EXERCISE DESCRIPTION:
Gather all lines with "true" from the records.

DATA RECORDS:

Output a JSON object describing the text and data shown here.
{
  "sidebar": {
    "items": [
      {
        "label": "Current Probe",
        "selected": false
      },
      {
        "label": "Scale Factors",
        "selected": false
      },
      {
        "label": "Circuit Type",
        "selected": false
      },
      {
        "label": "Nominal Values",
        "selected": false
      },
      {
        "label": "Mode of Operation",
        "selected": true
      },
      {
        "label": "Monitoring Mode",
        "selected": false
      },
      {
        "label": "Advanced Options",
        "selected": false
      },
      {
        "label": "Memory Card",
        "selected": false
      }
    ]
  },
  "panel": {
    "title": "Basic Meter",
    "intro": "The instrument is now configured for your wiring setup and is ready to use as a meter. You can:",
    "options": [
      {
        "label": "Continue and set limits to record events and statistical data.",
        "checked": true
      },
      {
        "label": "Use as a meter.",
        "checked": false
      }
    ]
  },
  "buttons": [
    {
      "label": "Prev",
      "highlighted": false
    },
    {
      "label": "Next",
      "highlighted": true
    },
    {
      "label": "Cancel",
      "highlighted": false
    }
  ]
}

ANSWER BELOW:
        "selected": true
        "checked": true
      "highlighted": true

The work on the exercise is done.